(Dataset items)
╔══
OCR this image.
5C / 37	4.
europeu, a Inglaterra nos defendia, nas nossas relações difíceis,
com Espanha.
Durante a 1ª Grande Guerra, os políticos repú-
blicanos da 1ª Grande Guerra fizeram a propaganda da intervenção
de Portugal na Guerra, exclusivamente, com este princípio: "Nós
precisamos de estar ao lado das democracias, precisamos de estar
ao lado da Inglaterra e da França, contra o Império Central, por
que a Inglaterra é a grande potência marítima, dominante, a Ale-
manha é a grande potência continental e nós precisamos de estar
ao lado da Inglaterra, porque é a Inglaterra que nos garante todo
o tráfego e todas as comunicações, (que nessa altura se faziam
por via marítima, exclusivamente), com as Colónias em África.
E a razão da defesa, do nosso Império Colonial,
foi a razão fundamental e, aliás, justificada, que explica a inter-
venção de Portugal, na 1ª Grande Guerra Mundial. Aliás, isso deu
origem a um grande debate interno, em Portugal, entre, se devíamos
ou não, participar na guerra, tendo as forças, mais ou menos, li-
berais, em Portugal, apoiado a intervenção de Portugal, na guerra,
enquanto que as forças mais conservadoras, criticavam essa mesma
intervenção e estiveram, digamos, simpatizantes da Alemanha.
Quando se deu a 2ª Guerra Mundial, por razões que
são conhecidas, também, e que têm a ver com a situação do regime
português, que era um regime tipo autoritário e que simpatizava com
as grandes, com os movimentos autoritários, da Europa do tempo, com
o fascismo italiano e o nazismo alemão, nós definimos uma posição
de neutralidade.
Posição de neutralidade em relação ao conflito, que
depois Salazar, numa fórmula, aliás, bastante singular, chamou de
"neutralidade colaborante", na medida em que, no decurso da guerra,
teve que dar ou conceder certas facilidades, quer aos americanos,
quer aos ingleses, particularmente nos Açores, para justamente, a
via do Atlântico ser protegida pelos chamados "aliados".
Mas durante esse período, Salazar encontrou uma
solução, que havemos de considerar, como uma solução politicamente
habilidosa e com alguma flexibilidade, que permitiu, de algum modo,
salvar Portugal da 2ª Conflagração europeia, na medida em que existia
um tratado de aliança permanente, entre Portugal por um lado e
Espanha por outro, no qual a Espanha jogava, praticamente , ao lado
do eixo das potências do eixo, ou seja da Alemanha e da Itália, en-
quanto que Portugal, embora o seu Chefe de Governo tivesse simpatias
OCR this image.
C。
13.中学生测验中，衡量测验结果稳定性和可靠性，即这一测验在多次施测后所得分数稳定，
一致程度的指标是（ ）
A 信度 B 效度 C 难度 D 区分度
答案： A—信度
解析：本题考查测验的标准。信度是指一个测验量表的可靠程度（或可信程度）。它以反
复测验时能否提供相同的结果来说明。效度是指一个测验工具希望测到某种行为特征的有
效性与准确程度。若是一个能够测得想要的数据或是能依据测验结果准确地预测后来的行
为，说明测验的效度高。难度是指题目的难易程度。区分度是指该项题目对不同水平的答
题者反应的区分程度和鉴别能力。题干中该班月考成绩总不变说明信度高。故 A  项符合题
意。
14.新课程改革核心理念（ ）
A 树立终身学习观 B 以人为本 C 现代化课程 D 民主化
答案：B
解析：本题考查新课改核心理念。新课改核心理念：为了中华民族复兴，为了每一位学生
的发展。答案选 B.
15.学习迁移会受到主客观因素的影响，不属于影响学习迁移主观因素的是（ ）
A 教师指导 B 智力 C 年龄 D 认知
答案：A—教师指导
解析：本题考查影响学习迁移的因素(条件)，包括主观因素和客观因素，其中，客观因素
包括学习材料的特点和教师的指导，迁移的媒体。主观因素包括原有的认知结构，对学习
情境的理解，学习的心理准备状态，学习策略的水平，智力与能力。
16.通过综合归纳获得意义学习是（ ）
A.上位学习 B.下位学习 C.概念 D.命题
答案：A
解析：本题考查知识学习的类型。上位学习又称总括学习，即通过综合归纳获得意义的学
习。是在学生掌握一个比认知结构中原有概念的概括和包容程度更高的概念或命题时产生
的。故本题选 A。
╚══
Transcribe all of the material exactly. Omit nothing.

### THE SOLUTION
OCR this image.
5C / 37	4.
europeu, a Inglaterra nos defendia, nas nossas relações difíceis,
com Espanha.
Durante a 1ª Grande Guerra, os políticos repú-
blicanos da 1ª Grande Guerra fizeram a propaganda da intervenção
de Portugal na Guerra, exclusivamente, com este princípio: "Nós
precisamos de estar ao lado das democracias, precisamos de estar
ao lado da Inglaterra e da França, contra o Império Central, por
que a Inglaterra é a grande potência marítima, dominante, a Ale-
manha é a grande potência continental e nós precisamos de estar
ao lado da Inglaterra, porque é a Inglaterra que nos garante todo
o tráfego e todas as comunicações, (que nessa altura se faziam
por via marítima, exclusivamente), com as Colónias em África.
E a razão da defesa, do nosso Império Colonial,
foi a razão fundamental e, aliás, justificada, que explica a inter-
venção de Portugal, na 1ª Grande Guerra Mundial. Aliás, isso deu
origem a um grande debate interno, em Portugal, entre, se devíamos
ou não, participar na guerra, tendo as forças, mais ou menos, li-
berais, em Portugal, apoiado a intervenção de Portugal, na guerra,
enquanto que as forças mais conservadoras, criticavam essa mesma
intervenção e estiveram, digamos, simpatizantes da Alemanha.
Quando se deu a 2ª Guerra Mundial, por razões que
são conhecidas, também, e que têm a ver com a situação do regime
português, que era um regime tipo autoritário e que simpatizava com
as grandes, com os movimentos autoritários, da Europa do tempo, com
o fascismo italiano e o nazismo alemão, nós definimos uma posição
de neutralidade.
Posição de neutralidade em relação ao conflito, que
depois Salazar, numa fórmula, aliás, bastante singular, chamou de
"neutralidade colaborante", na medida em que, no decurso da guerra,
teve que dar ou conceder certas facilidades, quer aos americanos,
quer aos ingleses, particularmente nos Açores, para justamente, a
via do Atlântico ser protegida pelos chamados "aliados".
Mas durante esse período, Salazar encontrou uma
solução, que havemos de considerar, como uma solução politicamente
habilidosa e com alguma flexibilidade, que permitiu, de algum modo,
salvar Portugal da 2ª Conflagração europeia, na medida em que existia
um tratado de aliança permanente, entre Portugal por um lado e
Espanha por outro, no qual a Espanha jogava, praticamente , ao lado
do eixo das potências do eixo, ou seja da Alemanha e da Itália, en-
quanto que Portugal, embora o seu Chefe de Governo tivesse simpatias
OCR this image.
C。
13.中学生测验中，衡量测验结果稳定性和可靠性，即这一测验在多次施测后所得分数稳定，
一致程度的指标是（ ）
A 信度 B 效度 C 难度 D 区分度
答案： A—信度
解析：本题考查测验的标准。信度是指一个测验量表的可靠程度（或可信程度）。它以反
复测验时能否提供相同的结果来说明。效度是指一个测验工具希望测到某种行为特征的有
效性与准确程度。若是一个能够测得想要的数据或是能依据测验结果准确地预测后来的行
为，说明测验的效度高。难度是指题目的难易程度。区分度是指该项题目对不同水平的答
题者反应的区分程度和鉴别能力。题干中该班月考成绩总不变说明信度高。故 A  项符合题
意。
14.新课程改革核心理念（ ）
A 树立终身学习观 B 以人为本 C 现代化课程 D 民主化
答案：B
解析：本题考查新课改核心理念。新课改核心理念：为了中华民族复兴，为了每一位学生
的发展。答案选 B.
15.学习迁移会受到主客观因素的影响，不属于影响学习迁移主观因素的是（ ）
A 教师指导 B 智力 C 年龄 D 认知
答案：A—教师指导
解析：本题考查影响学习迁移的因素(条件)，包括主观因素和客观因素，其中，客观因素
包括学习材料的特点和教师的指导，迁移的媒体。主观因素包括原有的认知结构，对学习
情境的理解，学习的心理准备状态，学习策略的水平，智力与能力。
16.通过综合归纳获得意义学习是（ ）
A.上位学习 B.下位学习 C.概念 D.命题
答案：A
解析：本题考查知识学习的类型。上位学习又称总括学习，即通过综合归纳获得意义的学
习。是在学生掌握一个比认知结构中原有概念的概括和包容程度更高的概念或命题时产生
的。故本题选 A。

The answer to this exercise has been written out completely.